Write out the records word for word, with no pictures.

## START

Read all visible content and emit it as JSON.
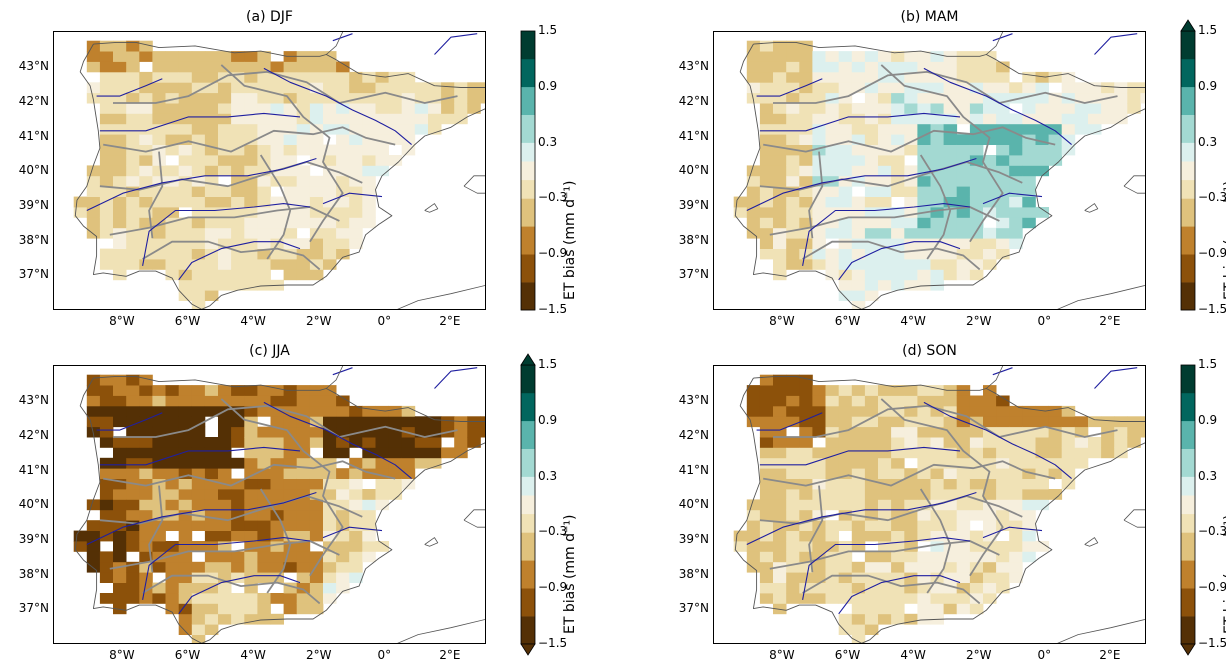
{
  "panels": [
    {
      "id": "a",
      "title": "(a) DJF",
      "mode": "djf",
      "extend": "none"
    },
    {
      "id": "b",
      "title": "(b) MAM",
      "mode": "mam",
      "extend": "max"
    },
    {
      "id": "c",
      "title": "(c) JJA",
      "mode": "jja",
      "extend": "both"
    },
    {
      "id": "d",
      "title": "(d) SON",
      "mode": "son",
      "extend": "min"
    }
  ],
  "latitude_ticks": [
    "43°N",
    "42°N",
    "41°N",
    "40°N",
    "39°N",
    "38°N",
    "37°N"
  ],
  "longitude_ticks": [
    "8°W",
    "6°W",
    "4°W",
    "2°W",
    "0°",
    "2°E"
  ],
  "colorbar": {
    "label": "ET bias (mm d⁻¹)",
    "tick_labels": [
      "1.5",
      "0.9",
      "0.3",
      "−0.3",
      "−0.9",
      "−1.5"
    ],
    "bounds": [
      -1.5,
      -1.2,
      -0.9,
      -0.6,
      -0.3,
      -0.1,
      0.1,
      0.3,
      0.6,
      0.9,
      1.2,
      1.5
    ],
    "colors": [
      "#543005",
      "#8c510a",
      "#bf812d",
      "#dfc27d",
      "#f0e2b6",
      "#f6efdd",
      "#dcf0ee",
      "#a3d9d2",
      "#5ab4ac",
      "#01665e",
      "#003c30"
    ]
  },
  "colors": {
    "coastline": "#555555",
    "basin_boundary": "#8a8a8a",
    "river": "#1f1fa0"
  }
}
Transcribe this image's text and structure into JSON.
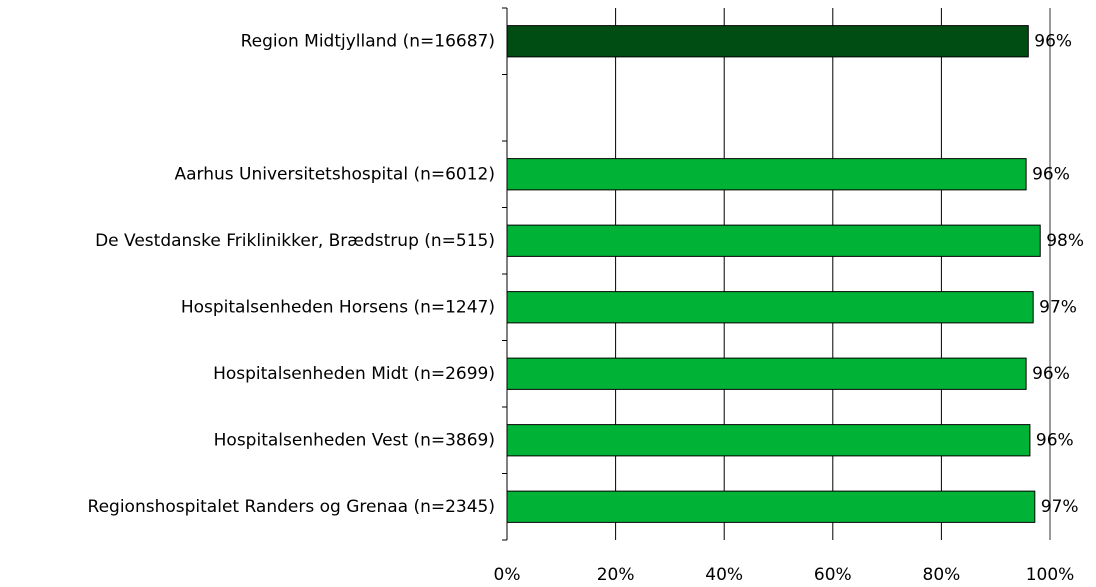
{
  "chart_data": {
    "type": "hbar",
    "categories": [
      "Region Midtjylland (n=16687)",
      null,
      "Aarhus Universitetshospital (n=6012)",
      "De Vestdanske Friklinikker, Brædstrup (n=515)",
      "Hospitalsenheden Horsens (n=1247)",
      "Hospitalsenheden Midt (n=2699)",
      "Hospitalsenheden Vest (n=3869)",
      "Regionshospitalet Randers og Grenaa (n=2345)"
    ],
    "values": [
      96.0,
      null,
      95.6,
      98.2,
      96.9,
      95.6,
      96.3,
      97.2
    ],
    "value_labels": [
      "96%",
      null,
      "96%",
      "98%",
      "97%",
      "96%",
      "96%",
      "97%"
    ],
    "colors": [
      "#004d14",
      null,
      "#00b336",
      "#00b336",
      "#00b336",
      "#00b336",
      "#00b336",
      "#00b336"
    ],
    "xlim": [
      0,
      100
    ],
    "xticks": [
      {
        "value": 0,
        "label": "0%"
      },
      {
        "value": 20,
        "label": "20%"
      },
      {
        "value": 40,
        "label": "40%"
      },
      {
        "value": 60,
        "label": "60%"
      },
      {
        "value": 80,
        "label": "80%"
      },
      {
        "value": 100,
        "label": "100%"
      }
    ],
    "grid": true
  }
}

## END

- _The result_:
Read all visible content and emit it as JSON.
{
  "panels": [
    {
      "id": "a",
      "title": "(a) DJF",
      "mode": "djf",
      "extend": "none"
    },
    {
      "id": "b",
      "title": "(b) MAM",
      "mode": "mam",
      "extend": "max"
    },
    {
      "id": "c",
      "title": "(c) JJA",
      "mode": "jja",
      "extend": "both"
    },
    {
      "id": "d",
      "title": "(d) SON",
      "mode": "son",
      "extend": "min"
    }
  ],
  "latitude_ticks": [
    "43°N",
    "42°N",
    "41°N",
    "40°N",
    "39°N",
    "38°N",
    "37°N"
  ],
  "longitude_ticks": [
    "8°W",
    "6°W",
    "4°W",
    "2°W",
    "0°",
    "2°E"
  ],
  "colorbar": {
    "label": "ET bias (mm d⁻¹)",
    "tick_labels": [
      "1.5",
      "0.9",
      "0.3",
      "−0.3",
      "−0.9",
      "−1.5"
    ],
    "bounds": [
      -1.5,
      -1.2,
      -0.9,
      -0.6,
      -0.3,
      -0.1,
      0.1,
      0.3,
      0.6,
      0.9,
      1.2,
      1.5
    ],
    "colors": [
      "#543005",
      "#8c510a",
      "#bf812d",
      "#dfc27d",
      "#f0e2b6",
      "#f6efdd",
      "#dcf0ee",
      "#a3d9d2",
      "#5ab4ac",
      "#01665e",
      "#003c30"
    ]
  },
  "colors": {
    "coastline": "#555555",
    "basin_boundary": "#8a8a8a",
    "river": "#1f1fa0"
  }
}
Transcribe this image's text and structure into JSON.
{
  "chart_data": {
    "type": "hbar",
    "categories": [
      "Region Midtjylland (n=16687)",
      null,
      "Aarhus Universitetshospital (n=6012)",
      "De Vestdanske Friklinikker, Brædstrup (n=515)",
      "Hospitalsenheden Horsens (n=1247)",
      "Hospitalsenheden Midt (n=2699)",
      "Hospitalsenheden Vest (n=3869)",
      "Regionshospitalet Randers og Grenaa (n=2345)"
    ],
    "values": [
      96.0,
      null,
      95.6,
      98.2,
      96.9,
      95.6,
      96.3,
      97.2
    ],
    "value_labels": [
      "96%",
      null,
      "96%",
      "98%",
      "97%",
      "96%",
      "96%",
      "97%"
    ],
    "colors": [
      "#004d14",
      null,
      "#00b336",
      "#00b336",
      "#00b336",
      "#00b336",
      "#00b336",
      "#00b336"
    ],
    "xlim": [
      0,
      100
    ],
    "xticks": [
      {
        "value": 0,
        "label": "0%"
      },
      {
        "value": 20,
        "label": "20%"
      },
      {
        "value": 40,
        "label": "40%"
      },
      {
        "value": 60,
        "label": "60%"
      },
      {
        "value": 80,
        "label": "80%"
      },
      {
        "value": 100,
        "label": "100%"
      }
    ],
    "grid": true
  }
}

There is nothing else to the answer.